>> Start Records

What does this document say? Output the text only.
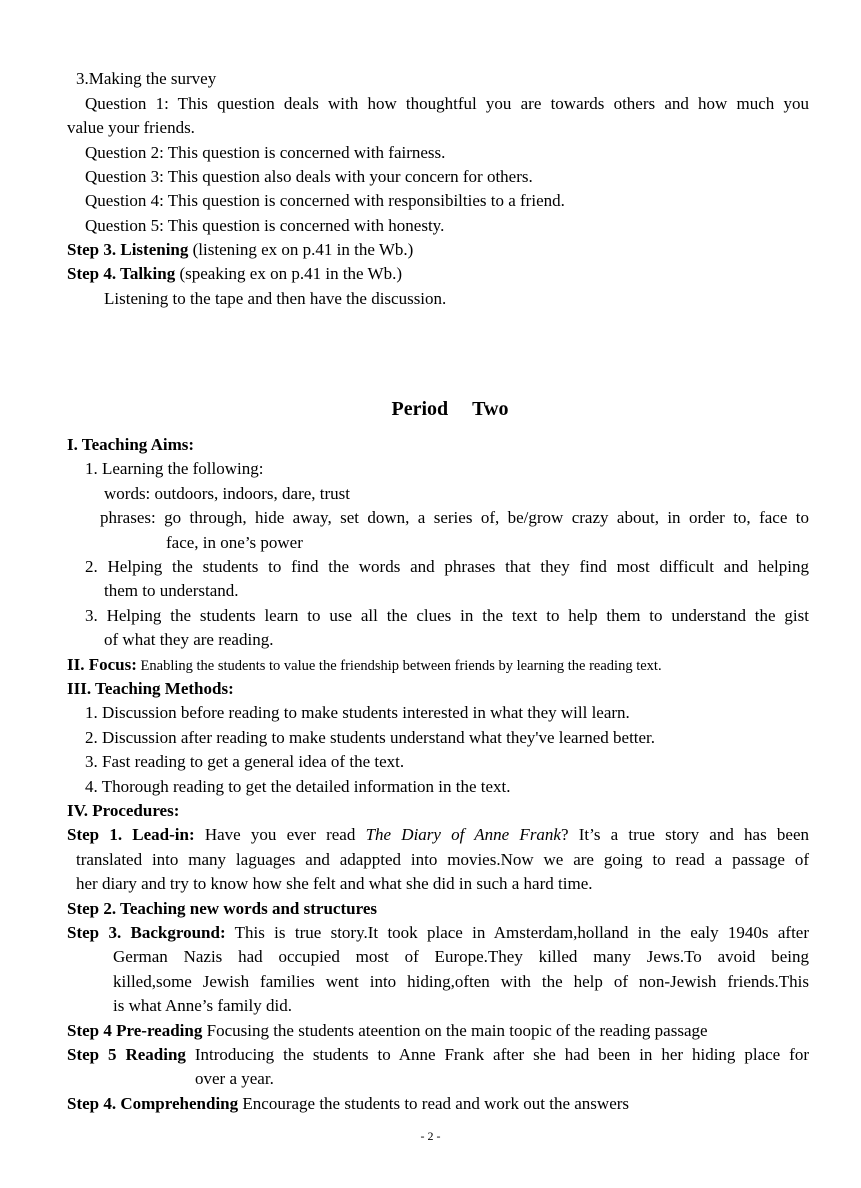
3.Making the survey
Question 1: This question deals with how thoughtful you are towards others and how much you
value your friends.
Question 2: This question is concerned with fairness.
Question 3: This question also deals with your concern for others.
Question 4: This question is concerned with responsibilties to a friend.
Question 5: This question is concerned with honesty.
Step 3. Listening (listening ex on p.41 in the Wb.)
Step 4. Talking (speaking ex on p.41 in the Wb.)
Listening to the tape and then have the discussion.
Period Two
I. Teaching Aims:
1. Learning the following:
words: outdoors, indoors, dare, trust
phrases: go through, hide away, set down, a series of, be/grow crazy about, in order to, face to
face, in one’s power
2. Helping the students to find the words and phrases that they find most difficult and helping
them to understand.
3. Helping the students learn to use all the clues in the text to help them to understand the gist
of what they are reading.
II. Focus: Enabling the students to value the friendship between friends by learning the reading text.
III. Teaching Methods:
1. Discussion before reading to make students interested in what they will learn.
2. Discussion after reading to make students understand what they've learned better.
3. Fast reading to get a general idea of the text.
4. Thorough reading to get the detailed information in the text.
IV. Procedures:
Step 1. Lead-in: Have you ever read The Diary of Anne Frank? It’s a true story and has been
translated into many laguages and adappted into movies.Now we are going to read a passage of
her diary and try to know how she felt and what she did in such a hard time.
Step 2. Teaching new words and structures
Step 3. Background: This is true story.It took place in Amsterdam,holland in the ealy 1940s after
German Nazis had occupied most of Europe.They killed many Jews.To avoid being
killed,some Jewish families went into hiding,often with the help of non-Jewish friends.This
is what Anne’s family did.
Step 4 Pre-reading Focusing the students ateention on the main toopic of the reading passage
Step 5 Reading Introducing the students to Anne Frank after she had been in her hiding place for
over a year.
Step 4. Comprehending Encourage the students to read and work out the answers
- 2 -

>> End Records
>> Start Records

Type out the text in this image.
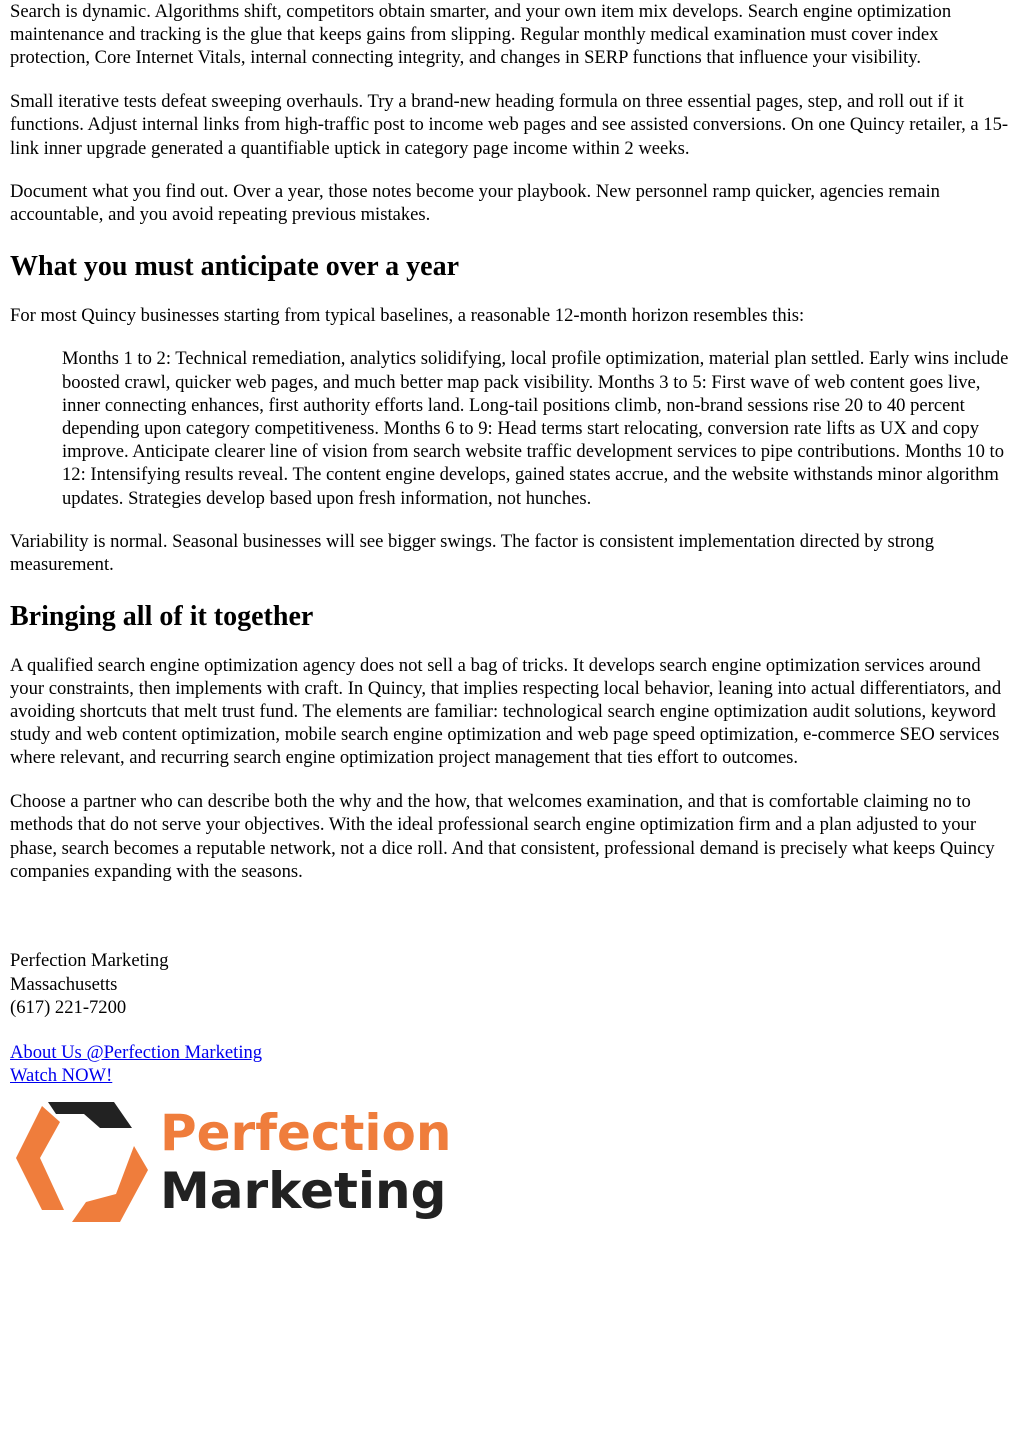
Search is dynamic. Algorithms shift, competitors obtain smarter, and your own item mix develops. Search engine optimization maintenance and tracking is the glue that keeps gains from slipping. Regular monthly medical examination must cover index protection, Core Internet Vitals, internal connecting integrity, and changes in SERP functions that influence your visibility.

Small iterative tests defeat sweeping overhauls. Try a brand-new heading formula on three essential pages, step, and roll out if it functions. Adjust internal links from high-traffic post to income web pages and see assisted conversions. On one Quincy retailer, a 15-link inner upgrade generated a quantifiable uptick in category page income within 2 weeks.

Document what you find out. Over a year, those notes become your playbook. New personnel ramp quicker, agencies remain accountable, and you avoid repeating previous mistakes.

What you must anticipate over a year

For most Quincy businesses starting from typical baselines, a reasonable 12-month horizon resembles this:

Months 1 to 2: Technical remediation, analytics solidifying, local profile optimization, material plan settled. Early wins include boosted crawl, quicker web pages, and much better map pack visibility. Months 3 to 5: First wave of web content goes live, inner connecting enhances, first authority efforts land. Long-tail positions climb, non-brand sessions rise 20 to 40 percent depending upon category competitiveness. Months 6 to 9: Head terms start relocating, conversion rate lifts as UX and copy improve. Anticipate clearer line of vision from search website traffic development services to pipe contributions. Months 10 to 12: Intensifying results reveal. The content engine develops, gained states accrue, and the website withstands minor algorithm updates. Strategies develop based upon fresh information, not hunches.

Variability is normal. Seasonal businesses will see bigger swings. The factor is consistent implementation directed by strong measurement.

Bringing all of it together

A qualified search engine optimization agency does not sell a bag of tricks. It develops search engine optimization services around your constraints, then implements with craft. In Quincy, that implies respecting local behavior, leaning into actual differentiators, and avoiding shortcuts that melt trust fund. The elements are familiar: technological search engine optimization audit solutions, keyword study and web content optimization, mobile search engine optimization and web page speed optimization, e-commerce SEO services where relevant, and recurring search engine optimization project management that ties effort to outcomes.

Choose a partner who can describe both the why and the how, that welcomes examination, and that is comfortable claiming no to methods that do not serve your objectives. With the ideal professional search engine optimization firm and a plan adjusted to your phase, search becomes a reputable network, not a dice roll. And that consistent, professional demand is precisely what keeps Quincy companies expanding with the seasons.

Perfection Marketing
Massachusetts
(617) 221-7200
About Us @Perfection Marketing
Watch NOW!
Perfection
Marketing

>> End Records

Your objective:
Give the number of lines in the entries that include the string "value", and nothing more.

Result of the task:
2